Aim of the task ▸
Gather every line of the entries that includes the word "structured".

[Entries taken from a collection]
## begin
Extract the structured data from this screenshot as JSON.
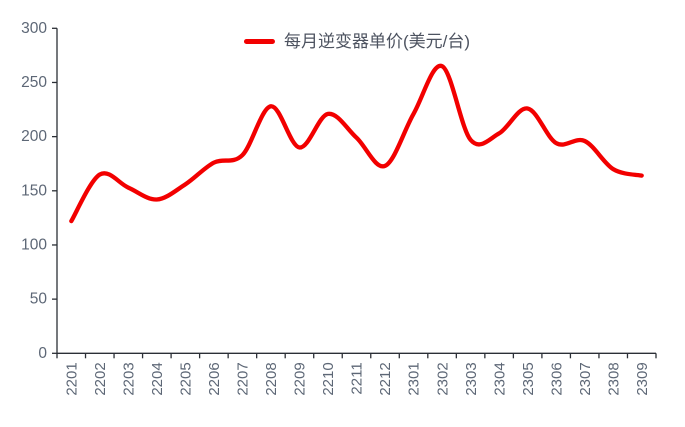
{
  "legend": {
    "label": "每月逆变器单价(美元/台)"
  },
  "colors": {
    "series_line": "#F20000",
    "axis_line": "#2B2F36",
    "tick_label": "#5D6776",
    "legend_text": "#4D5360",
    "background": "#FFFFFF"
  },
  "chart_data": {
    "type": "line",
    "title": "",
    "xlabel": "",
    "ylabel": "",
    "smooth": true,
    "grid": false,
    "legend_position": "top-center",
    "ylim": [
      0,
      300
    ],
    "y_ticks": [
      0,
      50,
      100,
      150,
      200,
      250,
      300
    ],
    "categories": [
      "2201",
      "2202",
      "2203",
      "2204",
      "2205",
      "2206",
      "2207",
      "2208",
      "2209",
      "2210",
      "2211",
      "2212",
      "2301",
      "2302",
      "2303",
      "2304",
      "2305",
      "2306",
      "2307",
      "2308",
      "2309"
    ],
    "series": [
      {
        "name": "每月逆变器单价(美元/台)",
        "values": [
          122,
          165,
          153,
          142,
          156,
          176,
          183,
          228,
          190,
          221,
          199,
          173,
          221,
          265,
          197,
          203,
          226,
          194,
          196,
          170,
          164
        ]
      }
    ]
  }
}
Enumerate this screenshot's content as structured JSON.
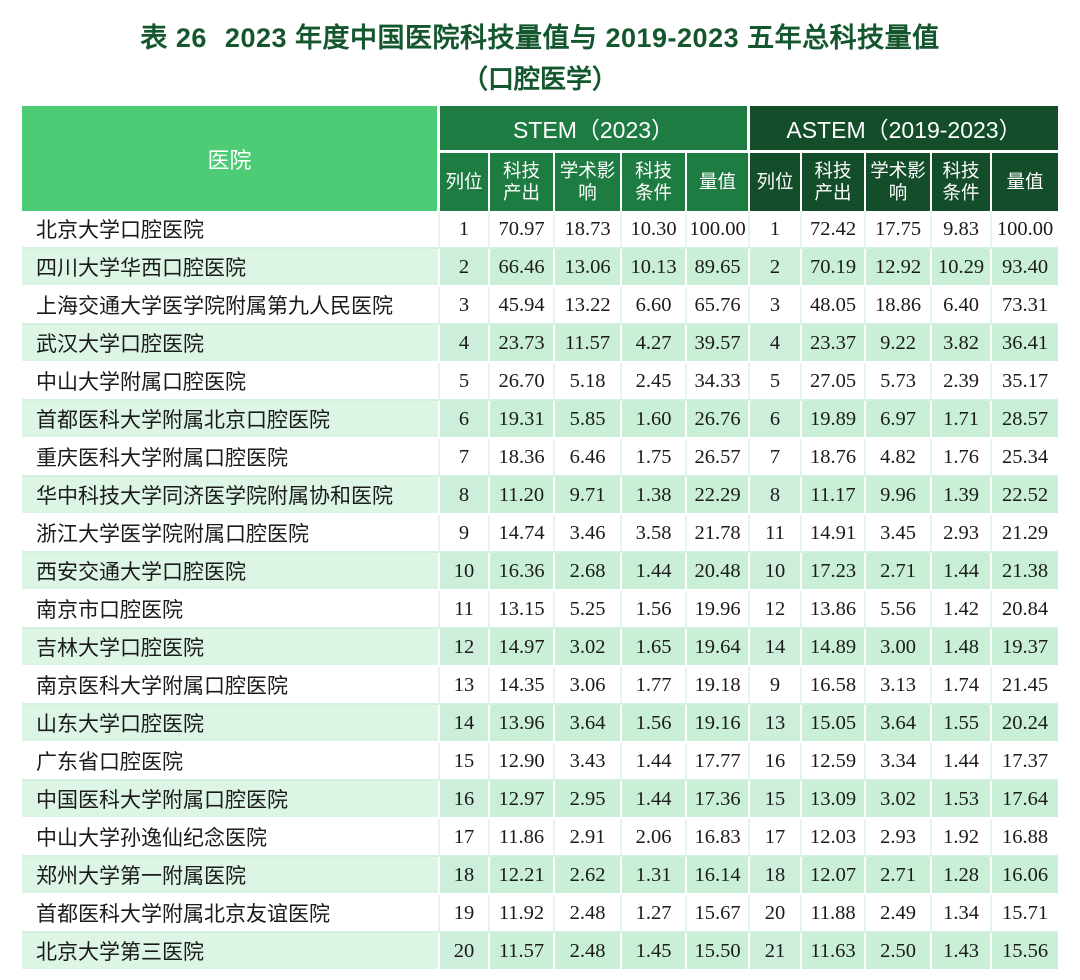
{
  "title": {
    "label": "表 26",
    "line1": "2023 年度中国医院科技量值与 2019-2023 五年总科技量值",
    "line2": "（口腔医学）"
  },
  "table": {
    "hospital_header": "医院",
    "groups": [
      {
        "label": "STEM（2023）"
      },
      {
        "label": "ASTEM（2019-2023）"
      }
    ],
    "sub_headers": [
      "列位",
      "科技产出",
      "学术影响",
      "科技条件",
      "量值"
    ],
    "rows": [
      {
        "hospital": "北京大学口腔医院",
        "stem": [
          "1",
          "70.97",
          "18.73",
          "10.30",
          "100.00"
        ],
        "astem": [
          "1",
          "72.42",
          "17.75",
          "9.83",
          "100.00"
        ]
      },
      {
        "hospital": "四川大学华西口腔医院",
        "stem": [
          "2",
          "66.46",
          "13.06",
          "10.13",
          "89.65"
        ],
        "astem": [
          "2",
          "70.19",
          "12.92",
          "10.29",
          "93.40"
        ]
      },
      {
        "hospital": "上海交通大学医学院附属第九人民医院",
        "stem": [
          "3",
          "45.94",
          "13.22",
          "6.60",
          "65.76"
        ],
        "astem": [
          "3",
          "48.05",
          "18.86",
          "6.40",
          "73.31"
        ]
      },
      {
        "hospital": "武汉大学口腔医院",
        "stem": [
          "4",
          "23.73",
          "11.57",
          "4.27",
          "39.57"
        ],
        "astem": [
          "4",
          "23.37",
          "9.22",
          "3.82",
          "36.41"
        ]
      },
      {
        "hospital": "中山大学附属口腔医院",
        "stem": [
          "5",
          "26.70",
          "5.18",
          "2.45",
          "34.33"
        ],
        "astem": [
          "5",
          "27.05",
          "5.73",
          "2.39",
          "35.17"
        ]
      },
      {
        "hospital": "首都医科大学附属北京口腔医院",
        "stem": [
          "6",
          "19.31",
          "5.85",
          "1.60",
          "26.76"
        ],
        "astem": [
          "6",
          "19.89",
          "6.97",
          "1.71",
          "28.57"
        ]
      },
      {
        "hospital": "重庆医科大学附属口腔医院",
        "stem": [
          "7",
          "18.36",
          "6.46",
          "1.75",
          "26.57"
        ],
        "astem": [
          "7",
          "18.76",
          "4.82",
          "1.76",
          "25.34"
        ]
      },
      {
        "hospital": "华中科技大学同济医学院附属协和医院",
        "stem": [
          "8",
          "11.20",
          "9.71",
          "1.38",
          "22.29"
        ],
        "astem": [
          "8",
          "11.17",
          "9.96",
          "1.39",
          "22.52"
        ]
      },
      {
        "hospital": "浙江大学医学院附属口腔医院",
        "stem": [
          "9",
          "14.74",
          "3.46",
          "3.58",
          "21.78"
        ],
        "astem": [
          "11",
          "14.91",
          "3.45",
          "2.93",
          "21.29"
        ]
      },
      {
        "hospital": "西安交通大学口腔医院",
        "stem": [
          "10",
          "16.36",
          "2.68",
          "1.44",
          "20.48"
        ],
        "astem": [
          "10",
          "17.23",
          "2.71",
          "1.44",
          "21.38"
        ]
      },
      {
        "hospital": "南京市口腔医院",
        "stem": [
          "11",
          "13.15",
          "5.25",
          "1.56",
          "19.96"
        ],
        "astem": [
          "12",
          "13.86",
          "5.56",
          "1.42",
          "20.84"
        ]
      },
      {
        "hospital": "吉林大学口腔医院",
        "stem": [
          "12",
          "14.97",
          "3.02",
          "1.65",
          "19.64"
        ],
        "astem": [
          "14",
          "14.89",
          "3.00",
          "1.48",
          "19.37"
        ]
      },
      {
        "hospital": "南京医科大学附属口腔医院",
        "stem": [
          "13",
          "14.35",
          "3.06",
          "1.77",
          "19.18"
        ],
        "astem": [
          "9",
          "16.58",
          "3.13",
          "1.74",
          "21.45"
        ]
      },
      {
        "hospital": "山东大学口腔医院",
        "stem": [
          "14",
          "13.96",
          "3.64",
          "1.56",
          "19.16"
        ],
        "astem": [
          "13",
          "15.05",
          "3.64",
          "1.55",
          "20.24"
        ]
      },
      {
        "hospital": "广东省口腔医院",
        "stem": [
          "15",
          "12.90",
          "3.43",
          "1.44",
          "17.77"
        ],
        "astem": [
          "16",
          "12.59",
          "3.34",
          "1.44",
          "17.37"
        ]
      },
      {
        "hospital": "中国医科大学附属口腔医院",
        "stem": [
          "16",
          "12.97",
          "2.95",
          "1.44",
          "17.36"
        ],
        "astem": [
          "15",
          "13.09",
          "3.02",
          "1.53",
          "17.64"
        ]
      },
      {
        "hospital": "中山大学孙逸仙纪念医院",
        "stem": [
          "17",
          "11.86",
          "2.91",
          "2.06",
          "16.83"
        ],
        "astem": [
          "17",
          "12.03",
          "2.93",
          "1.92",
          "16.88"
        ]
      },
      {
        "hospital": "郑州大学第一附属医院",
        "stem": [
          "18",
          "12.21",
          "2.62",
          "1.31",
          "16.14"
        ],
        "astem": [
          "18",
          "12.07",
          "2.71",
          "1.28",
          "16.06"
        ]
      },
      {
        "hospital": "首都医科大学附属北京友谊医院",
        "stem": [
          "19",
          "11.92",
          "2.48",
          "1.27",
          "15.67"
        ],
        "astem": [
          "20",
          "11.88",
          "2.49",
          "1.34",
          "15.71"
        ]
      },
      {
        "hospital": "北京大学第三医院",
        "stem": [
          "20",
          "11.57",
          "2.48",
          "1.45",
          "15.50"
        ],
        "astem": [
          "21",
          "11.63",
          "2.50",
          "1.43",
          "15.56"
        ]
      }
    ]
  },
  "colors": {
    "title_green": "#14572e",
    "hospital_header_green": "#4dcc75",
    "stem_group_green": "#1e7b41",
    "astem_group_green": "#134d2a",
    "row_green": "#c9efd6",
    "row_green_hospital": "#dcf5e4"
  }
}
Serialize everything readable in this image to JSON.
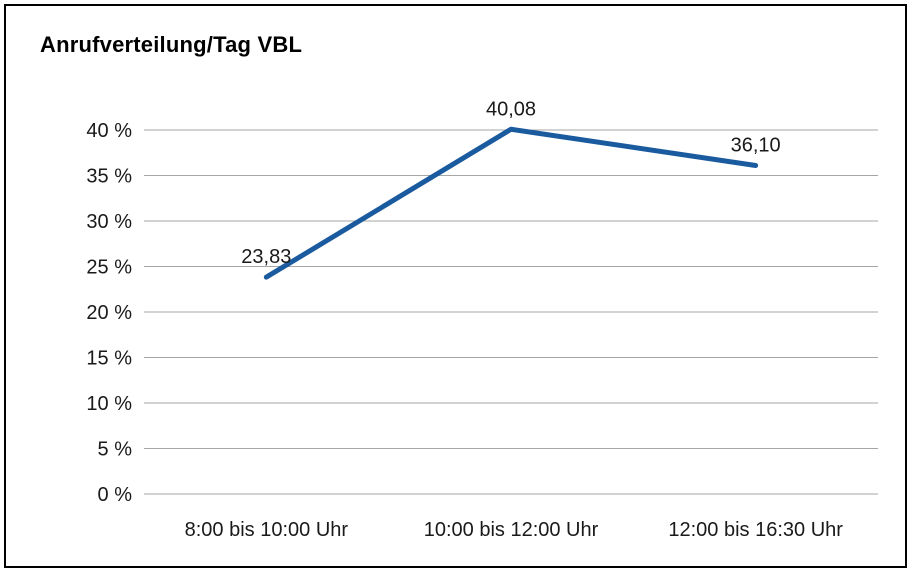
{
  "chart_data": {
    "type": "line",
    "title": "Anrufverteilung/Tag VBL",
    "categories": [
      "8:00 bis 10:00 Uhr",
      "10:00 bis 12:00 Uhr",
      "12:00 bis 16:30 Uhr"
    ],
    "values": [
      23.83,
      40.08,
      36.1
    ],
    "point_labels": [
      "23,83",
      "40,08",
      "36,10"
    ],
    "xlabel": "",
    "ylabel": "",
    "ylim": [
      0,
      40
    ],
    "ytick_step": 5,
    "ytick_labels": [
      "0 %",
      "5 %",
      "10 %",
      "15 %",
      "20 %",
      "25 %",
      "30 %",
      "35 %",
      "40 %"
    ],
    "grid": true,
    "legend_position": "none",
    "colors": {
      "line": "#1a5a9e",
      "grid": "#a6a6a6",
      "text": "#1a1a1a",
      "border": "#000000",
      "background": "#ffffff"
    }
  }
}
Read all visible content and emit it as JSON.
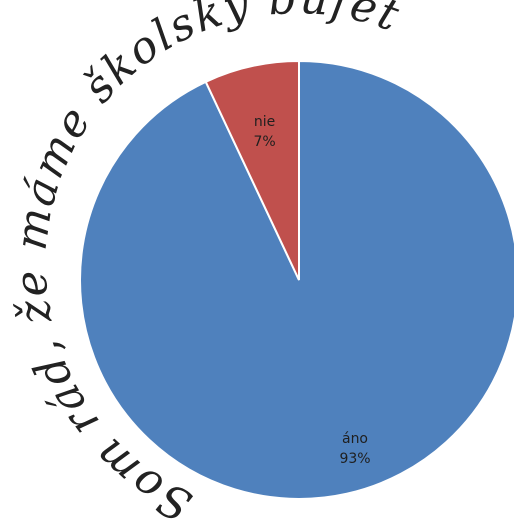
{
  "chart_data": {
    "type": "pie",
    "title": "Som rád, že máme školský bufet.",
    "categories": [
      "áno",
      "nie"
    ],
    "values": [
      93,
      7
    ],
    "value_labels": [
      "93%",
      "7%"
    ],
    "start_angle": "12 o'clock",
    "direction": "counterclockwise for 'nie' from top",
    "colors": [
      "#4F81BD",
      "#C0504D"
    ],
    "slice_border": "#ffffff",
    "legend": "none",
    "title_style": "handwritten, curved around upper-left of pie"
  }
}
## end
Final answer ▸
Extract the structured data from this screenshot as JSON.
Enumerate this screenshot's content as structured JSON.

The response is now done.